-- START Given entries --

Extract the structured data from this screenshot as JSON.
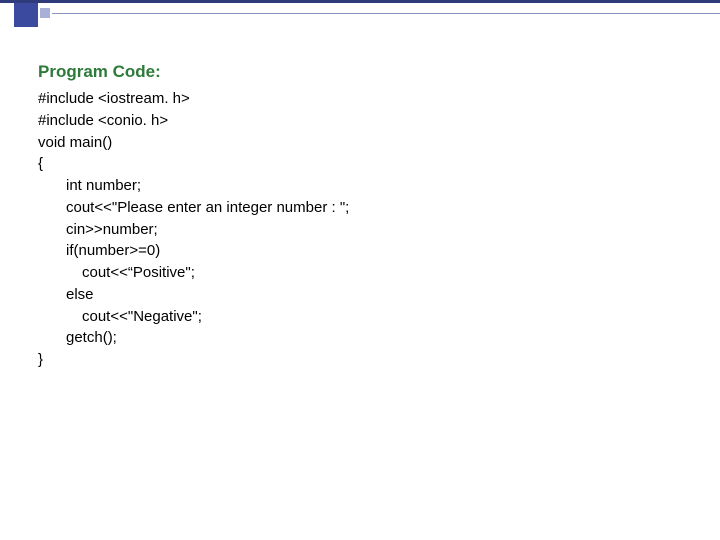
{
  "slide": {
    "heading": "Program Code:",
    "code": {
      "l1": "#include <iostream. h>",
      "l2": "#include <conio. h>",
      "l3": "void main()",
      "l4": "{",
      "l5": "int number;",
      "l6": "cout<<\"Please enter an integer number : \";",
      "l7": "cin>>number;",
      "l8": "if(number>=0)",
      "l9": "cout<<“Positive\";",
      "l10": "else",
      "l11": "cout<<\"Negative\";",
      "l12": "getch();",
      "l13": "}"
    }
  }
}
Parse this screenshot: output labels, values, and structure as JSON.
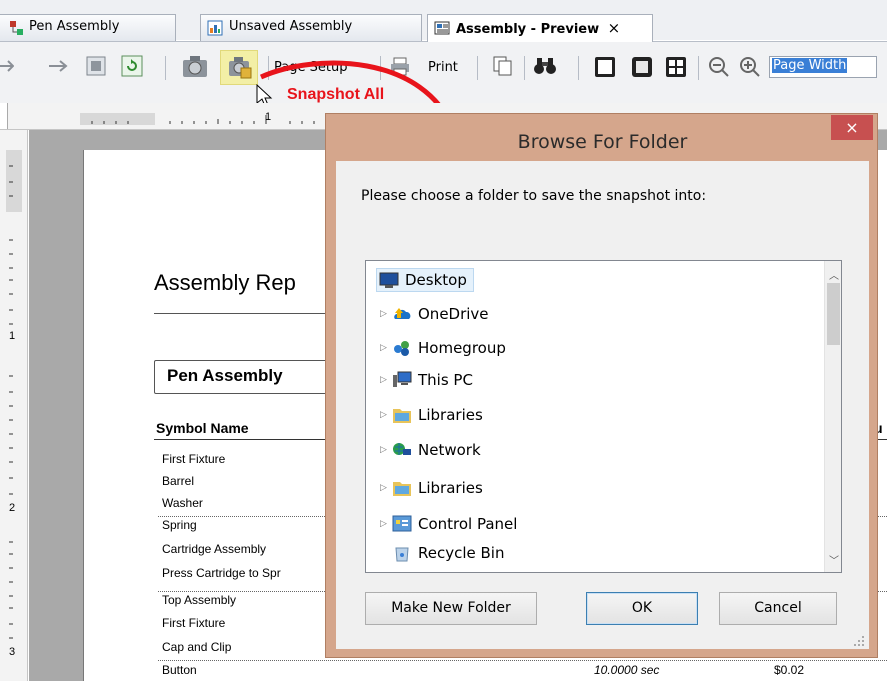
{
  "tabs": [
    {
      "label": "Pen Assembly"
    },
    {
      "label": "Unsaved Assembly"
    },
    {
      "label": "Assembly - Preview",
      "close": "×"
    }
  ],
  "toolbar": {
    "page_setup": "Page Setup",
    "print": "Print",
    "zoom_value": "Page Width"
  },
  "annotation": {
    "text": "Snapshot All",
    "color": "#e8141b"
  },
  "ruler": {
    "h": [
      "1"
    ],
    "v": [
      "1",
      "2",
      "3"
    ]
  },
  "report": {
    "title": "Assembly Rep",
    "group": "Pen Assembly",
    "column": "Symbol Name",
    "rows": [
      "First Fixture",
      "Barrel",
      "Washer",
      "Spring",
      "Cartridge Assembly",
      "Press Cartridge to Spr",
      "Top Assembly",
      "First Fixture",
      "Cap and Clip",
      "Button"
    ],
    "last_time": "10.0000 sec",
    "last_cost": "$0.02",
    "cut_col": "u"
  },
  "dialog": {
    "title": "Browse For Folder",
    "close": "×",
    "prompt": "Please choose a folder to save the snapshot into:",
    "items": [
      {
        "label": "Desktop",
        "icon": "desktop-icon"
      },
      {
        "label": "OneDrive",
        "icon": "onedrive-icon"
      },
      {
        "label": "Homegroup",
        "icon": "homegroup-icon"
      },
      {
        "label": "This PC",
        "icon": "computer-icon"
      },
      {
        "label": "Libraries",
        "icon": "libraries-icon"
      },
      {
        "label": "Network",
        "icon": "network-icon"
      },
      {
        "label": "Libraries",
        "icon": "libraries-icon"
      },
      {
        "label": "Control Panel",
        "icon": "control-panel-icon"
      },
      {
        "label": "Recycle Bin",
        "icon": "recycle-bin-icon"
      }
    ],
    "make_folder": "Make New Folder",
    "ok": "OK",
    "cancel": "Cancel"
  },
  "colors": {
    "dialog_frame": "#d5a68c",
    "close": "#c75050",
    "selection": "#3a7fd6"
  }
}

-- END Given entries --

Excluding the pictures, reproduce every entry exactly as given.

Extract the structured data from this screenshot as JSON.
{
  "slide": {
    "heading": "Program Code:",
    "code": {
      "l1": "#include <iostream. h>",
      "l2": "#include <conio. h>",
      "l3": "void main()",
      "l4": "{",
      "l5": "int number;",
      "l6": "cout<<\"Please enter an integer number : \";",
      "l7": "cin>>number;",
      "l8": "if(number>=0)",
      "l9": "cout<<“Positive\";",
      "l10": "else",
      "l11": "cout<<\"Negative\";",
      "l12": "getch();",
      "l13": "}"
    }
  }
}
Parse this screenshot: output labels, values, and structure as JSON.
{
  "tabs": [
    {
      "label": "Pen Assembly"
    },
    {
      "label": "Unsaved Assembly"
    },
    {
      "label": "Assembly - Preview",
      "close": "×"
    }
  ],
  "toolbar": {
    "page_setup": "Page Setup",
    "print": "Print",
    "zoom_value": "Page Width"
  },
  "annotation": {
    "text": "Snapshot All",
    "color": "#e8141b"
  },
  "ruler": {
    "h": [
      "1"
    ],
    "v": [
      "1",
      "2",
      "3"
    ]
  },
  "report": {
    "title": "Assembly Rep",
    "group": "Pen Assembly",
    "column": "Symbol Name",
    "rows": [
      "First Fixture",
      "Barrel",
      "Washer",
      "Spring",
      "Cartridge Assembly",
      "Press Cartridge to Spr",
      "Top Assembly",
      "First Fixture",
      "Cap and Clip",
      "Button"
    ],
    "last_time": "10.0000 sec",
    "last_cost": "$0.02",
    "cut_col": "u"
  },
  "dialog": {
    "title": "Browse For Folder",
    "close": "×",
    "prompt": "Please choose a folder to save the snapshot into:",
    "items": [
      {
        "label": "Desktop",
        "icon": "desktop-icon"
      },
      {
        "label": "OneDrive",
        "icon": "onedrive-icon"
      },
      {
        "label": "Homegroup",
        "icon": "homegroup-icon"
      },
      {
        "label": "This PC",
        "icon": "computer-icon"
      },
      {
        "label": "Libraries",
        "icon": "libraries-icon"
      },
      {
        "label": "Network",
        "icon": "network-icon"
      },
      {
        "label": "Libraries",
        "icon": "libraries-icon"
      },
      {
        "label": "Control Panel",
        "icon": "control-panel-icon"
      },
      {
        "label": "Recycle Bin",
        "icon": "recycle-bin-icon"
      }
    ],
    "make_folder": "Make New Folder",
    "ok": "OK",
    "cancel": "Cancel"
  },
  "colors": {
    "dialog_frame": "#d5a68c",
    "close": "#c75050",
    "selection": "#3a7fd6"
  }
}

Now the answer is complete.